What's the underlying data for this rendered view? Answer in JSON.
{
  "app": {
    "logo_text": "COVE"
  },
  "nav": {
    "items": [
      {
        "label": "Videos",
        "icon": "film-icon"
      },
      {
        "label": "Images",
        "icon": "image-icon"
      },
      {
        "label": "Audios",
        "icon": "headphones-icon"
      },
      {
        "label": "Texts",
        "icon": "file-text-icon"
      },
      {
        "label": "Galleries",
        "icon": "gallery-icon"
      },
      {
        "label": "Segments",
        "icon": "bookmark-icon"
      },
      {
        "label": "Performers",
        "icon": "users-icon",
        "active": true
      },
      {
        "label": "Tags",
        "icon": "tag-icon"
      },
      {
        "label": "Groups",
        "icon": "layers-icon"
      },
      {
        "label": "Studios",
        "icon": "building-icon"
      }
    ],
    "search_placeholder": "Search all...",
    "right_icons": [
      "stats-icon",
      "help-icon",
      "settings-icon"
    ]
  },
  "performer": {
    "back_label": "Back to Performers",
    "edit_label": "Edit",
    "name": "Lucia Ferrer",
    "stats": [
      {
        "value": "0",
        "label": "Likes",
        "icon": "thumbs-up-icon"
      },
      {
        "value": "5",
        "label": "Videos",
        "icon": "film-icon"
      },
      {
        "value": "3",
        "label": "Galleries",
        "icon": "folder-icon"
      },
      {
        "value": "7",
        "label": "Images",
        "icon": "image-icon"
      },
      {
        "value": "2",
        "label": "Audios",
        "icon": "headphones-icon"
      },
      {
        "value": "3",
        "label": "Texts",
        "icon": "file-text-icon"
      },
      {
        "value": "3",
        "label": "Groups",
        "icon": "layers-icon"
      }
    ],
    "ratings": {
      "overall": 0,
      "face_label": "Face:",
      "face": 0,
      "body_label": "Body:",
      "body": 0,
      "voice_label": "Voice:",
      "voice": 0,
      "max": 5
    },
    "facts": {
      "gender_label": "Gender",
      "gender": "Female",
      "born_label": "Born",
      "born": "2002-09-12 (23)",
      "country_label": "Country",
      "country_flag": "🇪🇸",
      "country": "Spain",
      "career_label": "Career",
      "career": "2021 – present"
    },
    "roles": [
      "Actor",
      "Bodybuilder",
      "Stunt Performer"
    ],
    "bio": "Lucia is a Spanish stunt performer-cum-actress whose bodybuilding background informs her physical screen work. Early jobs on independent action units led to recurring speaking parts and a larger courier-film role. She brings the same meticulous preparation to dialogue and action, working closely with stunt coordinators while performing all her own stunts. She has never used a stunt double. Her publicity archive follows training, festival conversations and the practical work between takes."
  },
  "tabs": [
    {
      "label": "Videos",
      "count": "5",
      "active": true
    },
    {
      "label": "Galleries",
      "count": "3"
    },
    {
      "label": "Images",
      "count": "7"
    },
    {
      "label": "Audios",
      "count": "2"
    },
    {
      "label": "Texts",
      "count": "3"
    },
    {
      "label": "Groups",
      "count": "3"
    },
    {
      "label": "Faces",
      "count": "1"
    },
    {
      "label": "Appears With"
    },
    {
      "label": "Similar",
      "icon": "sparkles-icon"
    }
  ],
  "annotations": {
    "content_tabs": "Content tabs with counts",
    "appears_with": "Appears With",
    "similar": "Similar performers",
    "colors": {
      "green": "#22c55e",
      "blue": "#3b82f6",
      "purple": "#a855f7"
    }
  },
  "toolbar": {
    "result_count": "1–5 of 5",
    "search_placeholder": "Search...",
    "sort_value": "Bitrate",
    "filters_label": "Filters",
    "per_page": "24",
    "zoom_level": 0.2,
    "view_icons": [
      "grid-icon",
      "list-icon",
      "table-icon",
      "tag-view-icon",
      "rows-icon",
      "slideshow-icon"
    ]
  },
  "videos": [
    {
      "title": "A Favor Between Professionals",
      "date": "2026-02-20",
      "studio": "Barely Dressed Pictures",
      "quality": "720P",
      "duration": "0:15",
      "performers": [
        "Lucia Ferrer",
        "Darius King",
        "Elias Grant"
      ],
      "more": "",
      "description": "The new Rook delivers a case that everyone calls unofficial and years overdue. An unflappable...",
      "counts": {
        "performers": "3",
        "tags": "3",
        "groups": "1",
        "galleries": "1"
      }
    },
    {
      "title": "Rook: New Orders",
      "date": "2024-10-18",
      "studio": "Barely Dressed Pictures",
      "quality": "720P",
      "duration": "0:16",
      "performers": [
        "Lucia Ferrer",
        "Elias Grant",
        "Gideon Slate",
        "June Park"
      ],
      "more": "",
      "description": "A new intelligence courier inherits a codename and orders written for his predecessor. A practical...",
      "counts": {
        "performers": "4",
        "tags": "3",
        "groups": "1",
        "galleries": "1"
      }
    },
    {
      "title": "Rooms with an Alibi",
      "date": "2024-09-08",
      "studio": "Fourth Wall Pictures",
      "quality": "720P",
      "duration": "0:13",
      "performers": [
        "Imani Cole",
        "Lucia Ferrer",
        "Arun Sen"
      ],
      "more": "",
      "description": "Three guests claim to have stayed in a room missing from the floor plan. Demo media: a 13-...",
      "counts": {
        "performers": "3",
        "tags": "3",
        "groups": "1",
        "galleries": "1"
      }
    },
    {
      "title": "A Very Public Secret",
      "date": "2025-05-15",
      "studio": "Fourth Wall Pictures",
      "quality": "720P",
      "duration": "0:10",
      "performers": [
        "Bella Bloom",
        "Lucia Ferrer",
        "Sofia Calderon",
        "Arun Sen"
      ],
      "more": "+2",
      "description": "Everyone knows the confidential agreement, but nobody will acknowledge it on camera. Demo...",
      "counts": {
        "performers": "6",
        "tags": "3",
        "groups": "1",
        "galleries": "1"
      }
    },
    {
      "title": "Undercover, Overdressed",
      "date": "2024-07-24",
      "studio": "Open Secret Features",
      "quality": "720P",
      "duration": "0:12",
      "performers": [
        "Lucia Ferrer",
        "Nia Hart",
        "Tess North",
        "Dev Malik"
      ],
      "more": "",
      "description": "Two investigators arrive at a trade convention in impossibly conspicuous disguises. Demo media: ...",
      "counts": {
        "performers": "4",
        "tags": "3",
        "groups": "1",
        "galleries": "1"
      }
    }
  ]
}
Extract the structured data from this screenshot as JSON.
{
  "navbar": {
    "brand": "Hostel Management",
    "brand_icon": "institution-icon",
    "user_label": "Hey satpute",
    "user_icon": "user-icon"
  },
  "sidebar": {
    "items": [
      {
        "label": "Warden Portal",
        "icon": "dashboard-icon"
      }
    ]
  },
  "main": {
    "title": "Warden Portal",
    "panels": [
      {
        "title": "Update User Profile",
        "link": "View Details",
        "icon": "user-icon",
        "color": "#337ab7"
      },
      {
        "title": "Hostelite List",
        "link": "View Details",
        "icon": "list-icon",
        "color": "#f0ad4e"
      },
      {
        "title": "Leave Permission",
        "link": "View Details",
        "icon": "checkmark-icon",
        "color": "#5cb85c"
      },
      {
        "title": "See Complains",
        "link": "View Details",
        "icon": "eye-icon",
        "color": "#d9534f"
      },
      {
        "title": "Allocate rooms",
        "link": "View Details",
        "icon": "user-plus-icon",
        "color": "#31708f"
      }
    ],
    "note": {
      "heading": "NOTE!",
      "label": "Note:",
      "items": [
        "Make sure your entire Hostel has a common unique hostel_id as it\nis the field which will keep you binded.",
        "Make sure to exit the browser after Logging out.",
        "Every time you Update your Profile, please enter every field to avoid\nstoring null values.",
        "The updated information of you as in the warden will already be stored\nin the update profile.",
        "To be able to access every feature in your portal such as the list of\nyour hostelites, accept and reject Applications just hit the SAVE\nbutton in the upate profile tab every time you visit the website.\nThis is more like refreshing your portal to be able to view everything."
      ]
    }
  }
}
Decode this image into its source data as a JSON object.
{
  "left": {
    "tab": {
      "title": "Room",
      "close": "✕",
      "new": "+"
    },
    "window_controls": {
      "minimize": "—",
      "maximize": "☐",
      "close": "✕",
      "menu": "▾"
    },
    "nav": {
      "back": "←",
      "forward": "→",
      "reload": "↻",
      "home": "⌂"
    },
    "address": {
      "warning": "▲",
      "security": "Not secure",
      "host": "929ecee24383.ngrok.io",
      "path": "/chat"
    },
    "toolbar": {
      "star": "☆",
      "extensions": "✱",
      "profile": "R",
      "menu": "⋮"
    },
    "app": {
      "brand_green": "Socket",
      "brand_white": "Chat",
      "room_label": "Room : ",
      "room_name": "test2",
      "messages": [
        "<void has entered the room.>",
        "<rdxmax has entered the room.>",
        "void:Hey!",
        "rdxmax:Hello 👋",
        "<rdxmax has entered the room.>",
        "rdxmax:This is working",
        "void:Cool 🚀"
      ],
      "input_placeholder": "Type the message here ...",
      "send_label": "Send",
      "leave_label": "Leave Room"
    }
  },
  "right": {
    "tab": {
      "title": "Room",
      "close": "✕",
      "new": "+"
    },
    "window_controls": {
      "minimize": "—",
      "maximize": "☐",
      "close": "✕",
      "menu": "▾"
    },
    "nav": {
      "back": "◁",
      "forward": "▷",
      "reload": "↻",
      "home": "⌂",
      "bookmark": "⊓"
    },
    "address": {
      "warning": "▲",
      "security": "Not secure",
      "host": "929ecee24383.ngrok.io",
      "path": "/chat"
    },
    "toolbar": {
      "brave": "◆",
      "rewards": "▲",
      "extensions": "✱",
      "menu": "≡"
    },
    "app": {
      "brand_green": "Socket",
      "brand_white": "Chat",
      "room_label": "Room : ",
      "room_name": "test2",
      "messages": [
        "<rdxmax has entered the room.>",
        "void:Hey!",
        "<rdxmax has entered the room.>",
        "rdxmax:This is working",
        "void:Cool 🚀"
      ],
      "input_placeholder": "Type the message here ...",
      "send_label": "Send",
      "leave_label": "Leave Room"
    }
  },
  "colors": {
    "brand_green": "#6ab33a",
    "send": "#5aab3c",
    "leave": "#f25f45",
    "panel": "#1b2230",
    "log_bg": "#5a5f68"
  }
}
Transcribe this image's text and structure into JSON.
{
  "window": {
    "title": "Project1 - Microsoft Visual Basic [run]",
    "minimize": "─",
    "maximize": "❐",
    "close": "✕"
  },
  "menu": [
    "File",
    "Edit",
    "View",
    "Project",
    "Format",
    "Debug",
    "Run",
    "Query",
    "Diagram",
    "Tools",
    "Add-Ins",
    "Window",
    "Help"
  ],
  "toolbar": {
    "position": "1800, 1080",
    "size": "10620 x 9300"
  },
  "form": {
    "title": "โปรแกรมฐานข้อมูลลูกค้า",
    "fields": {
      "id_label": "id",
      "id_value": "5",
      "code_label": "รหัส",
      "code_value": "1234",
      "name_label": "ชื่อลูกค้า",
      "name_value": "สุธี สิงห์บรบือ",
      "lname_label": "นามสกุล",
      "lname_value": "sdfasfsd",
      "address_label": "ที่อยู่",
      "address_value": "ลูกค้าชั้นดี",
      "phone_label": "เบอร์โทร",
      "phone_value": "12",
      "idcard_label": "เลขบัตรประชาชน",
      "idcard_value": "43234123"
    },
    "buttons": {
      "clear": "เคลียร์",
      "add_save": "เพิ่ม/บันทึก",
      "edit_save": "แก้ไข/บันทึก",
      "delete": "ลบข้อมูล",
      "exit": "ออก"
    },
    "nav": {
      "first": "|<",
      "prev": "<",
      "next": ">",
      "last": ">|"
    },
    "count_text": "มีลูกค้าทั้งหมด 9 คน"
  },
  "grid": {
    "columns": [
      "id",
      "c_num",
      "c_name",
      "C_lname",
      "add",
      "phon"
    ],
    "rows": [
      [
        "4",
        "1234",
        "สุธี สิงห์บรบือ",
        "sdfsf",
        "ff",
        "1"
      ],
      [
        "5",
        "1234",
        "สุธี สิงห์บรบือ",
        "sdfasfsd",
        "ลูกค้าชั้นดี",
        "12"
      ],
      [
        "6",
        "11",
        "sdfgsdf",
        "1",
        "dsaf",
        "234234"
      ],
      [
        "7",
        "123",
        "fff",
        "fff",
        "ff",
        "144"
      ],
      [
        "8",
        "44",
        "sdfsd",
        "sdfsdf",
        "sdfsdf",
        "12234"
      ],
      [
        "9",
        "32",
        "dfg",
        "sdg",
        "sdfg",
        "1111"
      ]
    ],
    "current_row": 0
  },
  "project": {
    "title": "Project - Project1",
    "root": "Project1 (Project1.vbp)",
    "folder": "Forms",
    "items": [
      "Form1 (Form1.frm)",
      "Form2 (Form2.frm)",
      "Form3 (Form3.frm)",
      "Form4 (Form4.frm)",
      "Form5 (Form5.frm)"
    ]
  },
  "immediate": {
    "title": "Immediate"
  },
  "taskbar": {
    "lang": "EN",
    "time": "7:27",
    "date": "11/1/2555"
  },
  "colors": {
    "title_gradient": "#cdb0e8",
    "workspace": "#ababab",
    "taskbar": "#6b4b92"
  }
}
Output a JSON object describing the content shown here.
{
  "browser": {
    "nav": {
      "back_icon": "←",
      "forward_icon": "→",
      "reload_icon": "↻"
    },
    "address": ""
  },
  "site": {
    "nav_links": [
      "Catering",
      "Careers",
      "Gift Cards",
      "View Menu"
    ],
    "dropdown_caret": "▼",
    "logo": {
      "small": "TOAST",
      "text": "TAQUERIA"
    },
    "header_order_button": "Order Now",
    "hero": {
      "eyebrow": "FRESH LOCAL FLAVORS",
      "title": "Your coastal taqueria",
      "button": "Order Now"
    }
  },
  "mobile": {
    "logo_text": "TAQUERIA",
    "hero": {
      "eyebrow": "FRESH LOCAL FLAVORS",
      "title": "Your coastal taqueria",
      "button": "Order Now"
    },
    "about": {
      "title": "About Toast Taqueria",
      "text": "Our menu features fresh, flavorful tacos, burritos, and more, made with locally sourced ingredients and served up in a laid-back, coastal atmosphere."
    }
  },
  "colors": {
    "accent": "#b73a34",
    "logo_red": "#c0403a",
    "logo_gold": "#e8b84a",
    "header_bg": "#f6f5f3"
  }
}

......

Exercise prompt>
Everything from the line with "Output a JSON" to the end of the listing above needs to be duplicated exactly, both end lines included, with nothing more.

Full answer>
Output a JSON object describing the content shown here.
{
  "browser": {
    "nav": {
      "back_icon": "←",
      "forward_icon": "→",
      "reload_icon": "↻"
    },
    "address": ""
  },
  "site": {
    "nav_links": [
      "Catering",
      "Careers",
      "Gift Cards",
      "View Menu"
    ],
    "dropdown_caret": "▼",
    "logo": {
      "small": "TOAST",
      "text": "TAQUERIA"
    },
    "header_order_button": "Order Now",
    "hero": {
      "eyebrow": "FRESH LOCAL FLAVORS",
      "title": "Your coastal taqueria",
      "button": "Order Now"
    }
  },
  "mobile": {
    "logo_text": "TAQUERIA",
    "hero": {
      "eyebrow": "FRESH LOCAL FLAVORS",
      "title": "Your coastal taqueria",
      "button": "Order Now"
    },
    "about": {
      "title": "About Toast Taqueria",
      "text": "Our menu features fresh, flavorful tacos, burritos, and more, made with locally sourced ingredients and served up in a laid-back, coastal atmosphere."
    }
  },
  "colors": {
    "accent": "#b73a34",
    "logo_red": "#c0403a",
    "logo_gold": "#e8b84a",
    "header_bg": "#f6f5f3"
  }
}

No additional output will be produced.